▶ **TASK OBJECTIVE**
Output all entries verbatim. Skip pictures.

▶ **RECORDS SHOWN**
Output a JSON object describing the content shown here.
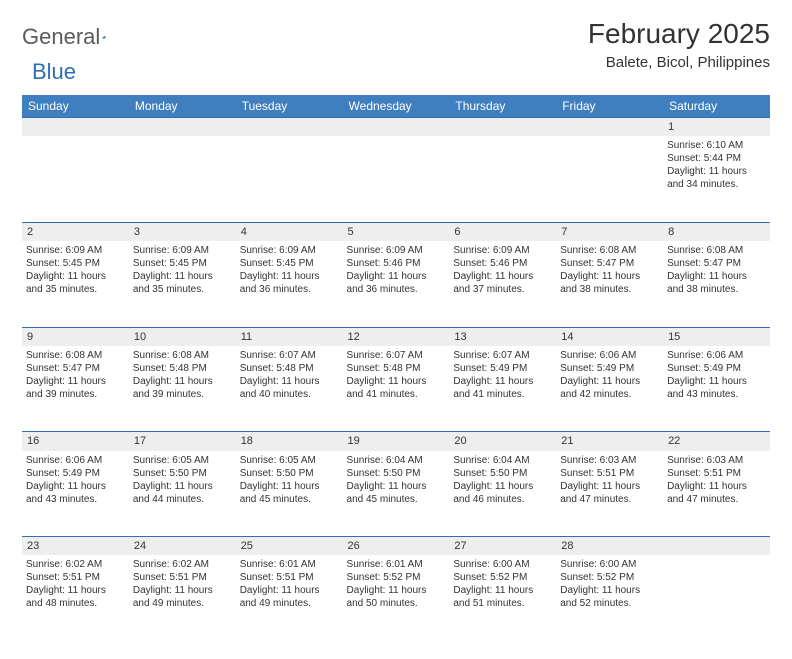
{
  "logo": {
    "textGray": "General",
    "textBlue": "Blue"
  },
  "title": "February 2025",
  "location": "Balete, Bicol, Philippines",
  "colors": {
    "headerBg": "#3f7fbf",
    "headerText": "#ffffff",
    "border": "#2f6fb0",
    "dayBg": "#eeeeee",
    "text": "#333333",
    "logoGray": "#5b5b5b",
    "logoBlue": "#2f6fb0"
  },
  "weekdays": [
    "Sunday",
    "Monday",
    "Tuesday",
    "Wednesday",
    "Thursday",
    "Friday",
    "Saturday"
  ],
  "weeks": [
    [
      null,
      null,
      null,
      null,
      null,
      null,
      {
        "n": "1",
        "sr": "6:10 AM",
        "ss": "5:44 PM",
        "dl": "11 hours and 34 minutes."
      }
    ],
    [
      {
        "n": "2",
        "sr": "6:09 AM",
        "ss": "5:45 PM",
        "dl": "11 hours and 35 minutes."
      },
      {
        "n": "3",
        "sr": "6:09 AM",
        "ss": "5:45 PM",
        "dl": "11 hours and 35 minutes."
      },
      {
        "n": "4",
        "sr": "6:09 AM",
        "ss": "5:45 PM",
        "dl": "11 hours and 36 minutes."
      },
      {
        "n": "5",
        "sr": "6:09 AM",
        "ss": "5:46 PM",
        "dl": "11 hours and 36 minutes."
      },
      {
        "n": "6",
        "sr": "6:09 AM",
        "ss": "5:46 PM",
        "dl": "11 hours and 37 minutes."
      },
      {
        "n": "7",
        "sr": "6:08 AM",
        "ss": "5:47 PM",
        "dl": "11 hours and 38 minutes."
      },
      {
        "n": "8",
        "sr": "6:08 AM",
        "ss": "5:47 PM",
        "dl": "11 hours and 38 minutes."
      }
    ],
    [
      {
        "n": "9",
        "sr": "6:08 AM",
        "ss": "5:47 PM",
        "dl": "11 hours and 39 minutes."
      },
      {
        "n": "10",
        "sr": "6:08 AM",
        "ss": "5:48 PM",
        "dl": "11 hours and 39 minutes."
      },
      {
        "n": "11",
        "sr": "6:07 AM",
        "ss": "5:48 PM",
        "dl": "11 hours and 40 minutes."
      },
      {
        "n": "12",
        "sr": "6:07 AM",
        "ss": "5:48 PM",
        "dl": "11 hours and 41 minutes."
      },
      {
        "n": "13",
        "sr": "6:07 AM",
        "ss": "5:49 PM",
        "dl": "11 hours and 41 minutes."
      },
      {
        "n": "14",
        "sr": "6:06 AM",
        "ss": "5:49 PM",
        "dl": "11 hours and 42 minutes."
      },
      {
        "n": "15",
        "sr": "6:06 AM",
        "ss": "5:49 PM",
        "dl": "11 hours and 43 minutes."
      }
    ],
    [
      {
        "n": "16",
        "sr": "6:06 AM",
        "ss": "5:49 PM",
        "dl": "11 hours and 43 minutes."
      },
      {
        "n": "17",
        "sr": "6:05 AM",
        "ss": "5:50 PM",
        "dl": "11 hours and 44 minutes."
      },
      {
        "n": "18",
        "sr": "6:05 AM",
        "ss": "5:50 PM",
        "dl": "11 hours and 45 minutes."
      },
      {
        "n": "19",
        "sr": "6:04 AM",
        "ss": "5:50 PM",
        "dl": "11 hours and 45 minutes."
      },
      {
        "n": "20",
        "sr": "6:04 AM",
        "ss": "5:50 PM",
        "dl": "11 hours and 46 minutes."
      },
      {
        "n": "21",
        "sr": "6:03 AM",
        "ss": "5:51 PM",
        "dl": "11 hours and 47 minutes."
      },
      {
        "n": "22",
        "sr": "6:03 AM",
        "ss": "5:51 PM",
        "dl": "11 hours and 47 minutes."
      }
    ],
    [
      {
        "n": "23",
        "sr": "6:02 AM",
        "ss": "5:51 PM",
        "dl": "11 hours and 48 minutes."
      },
      {
        "n": "24",
        "sr": "6:02 AM",
        "ss": "5:51 PM",
        "dl": "11 hours and 49 minutes."
      },
      {
        "n": "25",
        "sr": "6:01 AM",
        "ss": "5:51 PM",
        "dl": "11 hours and 49 minutes."
      },
      {
        "n": "26",
        "sr": "6:01 AM",
        "ss": "5:52 PM",
        "dl": "11 hours and 50 minutes."
      },
      {
        "n": "27",
        "sr": "6:00 AM",
        "ss": "5:52 PM",
        "dl": "11 hours and 51 minutes."
      },
      {
        "n": "28",
        "sr": "6:00 AM",
        "ss": "5:52 PM",
        "dl": "11 hours and 52 minutes."
      },
      null
    ]
  ],
  "labels": {
    "sunrise": "Sunrise:",
    "sunset": "Sunset:",
    "daylight": "Daylight:"
  }
}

▶ **ANSWER TO THE EXERCISE**
Output a JSON object describing the content shown here.
{
  "logo": {
    "textGray": "General",
    "textBlue": "Blue"
  },
  "title": "February 2025",
  "location": "Balete, Bicol, Philippines",
  "colors": {
    "headerBg": "#3f7fbf",
    "headerText": "#ffffff",
    "border": "#2f6fb0",
    "dayBg": "#eeeeee",
    "text": "#333333",
    "logoGray": "#5b5b5b",
    "logoBlue": "#2f6fb0"
  },
  "weekdays": [
    "Sunday",
    "Monday",
    "Tuesday",
    "Wednesday",
    "Thursday",
    "Friday",
    "Saturday"
  ],
  "weeks": [
    [
      null,
      null,
      null,
      null,
      null,
      null,
      {
        "n": "1",
        "sr": "6:10 AM",
        "ss": "5:44 PM",
        "dl": "11 hours and 34 minutes."
      }
    ],
    [
      {
        "n": "2",
        "sr": "6:09 AM",
        "ss": "5:45 PM",
        "dl": "11 hours and 35 minutes."
      },
      {
        "n": "3",
        "sr": "6:09 AM",
        "ss": "5:45 PM",
        "dl": "11 hours and 35 minutes."
      },
      {
        "n": "4",
        "sr": "6:09 AM",
        "ss": "5:45 PM",
        "dl": "11 hours and 36 minutes."
      },
      {
        "n": "5",
        "sr": "6:09 AM",
        "ss": "5:46 PM",
        "dl": "11 hours and 36 minutes."
      },
      {
        "n": "6",
        "sr": "6:09 AM",
        "ss": "5:46 PM",
        "dl": "11 hours and 37 minutes."
      },
      {
        "n": "7",
        "sr": "6:08 AM",
        "ss": "5:47 PM",
        "dl": "11 hours and 38 minutes."
      },
      {
        "n": "8",
        "sr": "6:08 AM",
        "ss": "5:47 PM",
        "dl": "11 hours and 38 minutes."
      }
    ],
    [
      {
        "n": "9",
        "sr": "6:08 AM",
        "ss": "5:47 PM",
        "dl": "11 hours and 39 minutes."
      },
      {
        "n": "10",
        "sr": "6:08 AM",
        "ss": "5:48 PM",
        "dl": "11 hours and 39 minutes."
      },
      {
        "n": "11",
        "sr": "6:07 AM",
        "ss": "5:48 PM",
        "dl": "11 hours and 40 minutes."
      },
      {
        "n": "12",
        "sr": "6:07 AM",
        "ss": "5:48 PM",
        "dl": "11 hours and 41 minutes."
      },
      {
        "n": "13",
        "sr": "6:07 AM",
        "ss": "5:49 PM",
        "dl": "11 hours and 41 minutes."
      },
      {
        "n": "14",
        "sr": "6:06 AM",
        "ss": "5:49 PM",
        "dl": "11 hours and 42 minutes."
      },
      {
        "n": "15",
        "sr": "6:06 AM",
        "ss": "5:49 PM",
        "dl": "11 hours and 43 minutes."
      }
    ],
    [
      {
        "n": "16",
        "sr": "6:06 AM",
        "ss": "5:49 PM",
        "dl": "11 hours and 43 minutes."
      },
      {
        "n": "17",
        "sr": "6:05 AM",
        "ss": "5:50 PM",
        "dl": "11 hours and 44 minutes."
      },
      {
        "n": "18",
        "sr": "6:05 AM",
        "ss": "5:50 PM",
        "dl": "11 hours and 45 minutes."
      },
      {
        "n": "19",
        "sr": "6:04 AM",
        "ss": "5:50 PM",
        "dl": "11 hours and 45 minutes."
      },
      {
        "n": "20",
        "sr": "6:04 AM",
        "ss": "5:50 PM",
        "dl": "11 hours and 46 minutes."
      },
      {
        "n": "21",
        "sr": "6:03 AM",
        "ss": "5:51 PM",
        "dl": "11 hours and 47 minutes."
      },
      {
        "n": "22",
        "sr": "6:03 AM",
        "ss": "5:51 PM",
        "dl": "11 hours and 47 minutes."
      }
    ],
    [
      {
        "n": "23",
        "sr": "6:02 AM",
        "ss": "5:51 PM",
        "dl": "11 hours and 48 minutes."
      },
      {
        "n": "24",
        "sr": "6:02 AM",
        "ss": "5:51 PM",
        "dl": "11 hours and 49 minutes."
      },
      {
        "n": "25",
        "sr": "6:01 AM",
        "ss": "5:51 PM",
        "dl": "11 hours and 49 minutes."
      },
      {
        "n": "26",
        "sr": "6:01 AM",
        "ss": "5:52 PM",
        "dl": "11 hours and 50 minutes."
      },
      {
        "n": "27",
        "sr": "6:00 AM",
        "ss": "5:52 PM",
        "dl": "11 hours and 51 minutes."
      },
      {
        "n": "28",
        "sr": "6:00 AM",
        "ss": "5:52 PM",
        "dl": "11 hours and 52 minutes."
      },
      null
    ]
  ],
  "labels": {
    "sunrise": "Sunrise:",
    "sunset": "Sunset:",
    "daylight": "Daylight:"
  }
}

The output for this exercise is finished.